_What the task asks_
Provide an exact copy of the data, excluding the images.

_Records provided_
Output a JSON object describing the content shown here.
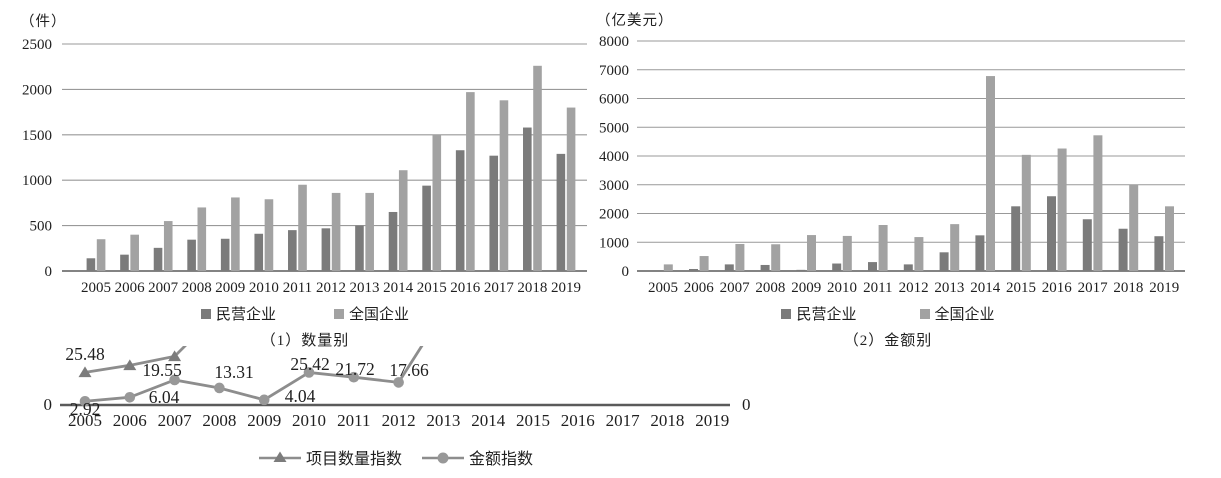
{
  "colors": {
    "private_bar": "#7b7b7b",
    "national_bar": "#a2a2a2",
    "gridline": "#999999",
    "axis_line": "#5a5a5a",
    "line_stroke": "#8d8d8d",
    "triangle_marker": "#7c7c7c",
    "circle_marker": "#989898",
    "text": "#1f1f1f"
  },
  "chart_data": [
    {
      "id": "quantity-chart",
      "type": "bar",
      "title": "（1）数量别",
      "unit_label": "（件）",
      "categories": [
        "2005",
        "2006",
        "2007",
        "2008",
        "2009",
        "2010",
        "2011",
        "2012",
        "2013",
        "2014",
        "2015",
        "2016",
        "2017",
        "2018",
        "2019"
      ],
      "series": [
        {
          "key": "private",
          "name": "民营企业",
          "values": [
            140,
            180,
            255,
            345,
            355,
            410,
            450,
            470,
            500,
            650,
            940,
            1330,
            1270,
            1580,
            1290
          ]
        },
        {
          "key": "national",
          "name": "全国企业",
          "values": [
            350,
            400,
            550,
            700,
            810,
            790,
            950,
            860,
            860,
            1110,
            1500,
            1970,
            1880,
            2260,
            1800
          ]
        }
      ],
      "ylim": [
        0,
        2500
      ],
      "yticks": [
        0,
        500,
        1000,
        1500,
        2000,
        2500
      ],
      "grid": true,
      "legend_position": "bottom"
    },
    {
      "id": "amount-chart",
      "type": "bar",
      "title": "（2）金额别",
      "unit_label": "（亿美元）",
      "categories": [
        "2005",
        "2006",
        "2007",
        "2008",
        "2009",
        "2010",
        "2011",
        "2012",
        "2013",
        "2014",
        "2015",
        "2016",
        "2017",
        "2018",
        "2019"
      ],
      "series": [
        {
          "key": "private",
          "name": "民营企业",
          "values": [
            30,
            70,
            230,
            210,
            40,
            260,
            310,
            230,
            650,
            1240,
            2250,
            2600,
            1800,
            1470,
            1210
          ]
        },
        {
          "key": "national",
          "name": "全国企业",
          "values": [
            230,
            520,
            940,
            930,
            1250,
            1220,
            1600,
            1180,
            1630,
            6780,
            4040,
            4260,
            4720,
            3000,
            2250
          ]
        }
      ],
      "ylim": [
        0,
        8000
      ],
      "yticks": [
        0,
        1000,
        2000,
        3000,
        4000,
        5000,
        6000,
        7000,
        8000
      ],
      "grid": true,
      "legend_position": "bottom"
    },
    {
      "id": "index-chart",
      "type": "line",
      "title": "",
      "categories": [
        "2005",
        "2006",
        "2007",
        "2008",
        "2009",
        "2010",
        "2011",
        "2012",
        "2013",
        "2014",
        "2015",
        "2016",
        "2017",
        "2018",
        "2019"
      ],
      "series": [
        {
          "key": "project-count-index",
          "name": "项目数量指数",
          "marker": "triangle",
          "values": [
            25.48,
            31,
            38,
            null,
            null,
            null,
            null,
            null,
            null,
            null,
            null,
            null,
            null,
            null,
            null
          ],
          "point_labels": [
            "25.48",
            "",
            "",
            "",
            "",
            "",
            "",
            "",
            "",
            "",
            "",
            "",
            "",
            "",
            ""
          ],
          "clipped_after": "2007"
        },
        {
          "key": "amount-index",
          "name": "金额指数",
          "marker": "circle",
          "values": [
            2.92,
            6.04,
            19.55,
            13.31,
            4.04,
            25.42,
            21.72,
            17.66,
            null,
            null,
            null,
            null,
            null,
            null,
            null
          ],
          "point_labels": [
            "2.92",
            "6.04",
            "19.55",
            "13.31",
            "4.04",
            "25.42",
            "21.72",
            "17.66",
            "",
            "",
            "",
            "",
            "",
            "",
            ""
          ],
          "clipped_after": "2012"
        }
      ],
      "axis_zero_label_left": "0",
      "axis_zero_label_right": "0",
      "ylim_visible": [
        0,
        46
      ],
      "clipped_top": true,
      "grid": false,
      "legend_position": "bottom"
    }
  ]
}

_Result for this exercise_
Output a JSON object describing the content shown here.
{
  "colors": {
    "private_bar": "#7b7b7b",
    "national_bar": "#a2a2a2",
    "gridline": "#999999",
    "axis_line": "#5a5a5a",
    "line_stroke": "#8d8d8d",
    "triangle_marker": "#7c7c7c",
    "circle_marker": "#989898",
    "text": "#1f1f1f"
  },
  "chart_data": [
    {
      "id": "quantity-chart",
      "type": "bar",
      "title": "（1）数量别",
      "unit_label": "（件）",
      "categories": [
        "2005",
        "2006",
        "2007",
        "2008",
        "2009",
        "2010",
        "2011",
        "2012",
        "2013",
        "2014",
        "2015",
        "2016",
        "2017",
        "2018",
        "2019"
      ],
      "series": [
        {
          "key": "private",
          "name": "民营企业",
          "values": [
            140,
            180,
            255,
            345,
            355,
            410,
            450,
            470,
            500,
            650,
            940,
            1330,
            1270,
            1580,
            1290
          ]
        },
        {
          "key": "national",
          "name": "全国企业",
          "values": [
            350,
            400,
            550,
            700,
            810,
            790,
            950,
            860,
            860,
            1110,
            1500,
            1970,
            1880,
            2260,
            1800
          ]
        }
      ],
      "ylim": [
        0,
        2500
      ],
      "yticks": [
        0,
        500,
        1000,
        1500,
        2000,
        2500
      ],
      "grid": true,
      "legend_position": "bottom"
    },
    {
      "id": "amount-chart",
      "type": "bar",
      "title": "（2）金额别",
      "unit_label": "（亿美元）",
      "categories": [
        "2005",
        "2006",
        "2007",
        "2008",
        "2009",
        "2010",
        "2011",
        "2012",
        "2013",
        "2014",
        "2015",
        "2016",
        "2017",
        "2018",
        "2019"
      ],
      "series": [
        {
          "key": "private",
          "name": "民营企业",
          "values": [
            30,
            70,
            230,
            210,
            40,
            260,
            310,
            230,
            650,
            1240,
            2250,
            2600,
            1800,
            1470,
            1210
          ]
        },
        {
          "key": "national",
          "name": "全国企业",
          "values": [
            230,
            520,
            940,
            930,
            1250,
            1220,
            1600,
            1180,
            1630,
            6780,
            4040,
            4260,
            4720,
            3000,
            2250
          ]
        }
      ],
      "ylim": [
        0,
        8000
      ],
      "yticks": [
        0,
        1000,
        2000,
        3000,
        4000,
        5000,
        6000,
        7000,
        8000
      ],
      "grid": true,
      "legend_position": "bottom"
    },
    {
      "id": "index-chart",
      "type": "line",
      "title": "",
      "categories": [
        "2005",
        "2006",
        "2007",
        "2008",
        "2009",
        "2010",
        "2011",
        "2012",
        "2013",
        "2014",
        "2015",
        "2016",
        "2017",
        "2018",
        "2019"
      ],
      "series": [
        {
          "key": "project-count-index",
          "name": "项目数量指数",
          "marker": "triangle",
          "values": [
            25.48,
            31,
            38,
            null,
            null,
            null,
            null,
            null,
            null,
            null,
            null,
            null,
            null,
            null,
            null
          ],
          "point_labels": [
            "25.48",
            "",
            "",
            "",
            "",
            "",
            "",
            "",
            "",
            "",
            "",
            "",
            "",
            "",
            ""
          ],
          "clipped_after": "2007"
        },
        {
          "key": "amount-index",
          "name": "金额指数",
          "marker": "circle",
          "values": [
            2.92,
            6.04,
            19.55,
            13.31,
            4.04,
            25.42,
            21.72,
            17.66,
            null,
            null,
            null,
            null,
            null,
            null,
            null
          ],
          "point_labels": [
            "2.92",
            "6.04",
            "19.55",
            "13.31",
            "4.04",
            "25.42",
            "21.72",
            "17.66",
            "",
            "",
            "",
            "",
            "",
            "",
            ""
          ],
          "clipped_after": "2012"
        }
      ],
      "axis_zero_label_left": "0",
      "axis_zero_label_right": "0",
      "ylim_visible": [
        0,
        46
      ],
      "clipped_top": true,
      "grid": false,
      "legend_position": "bottom"
    }
  ]
}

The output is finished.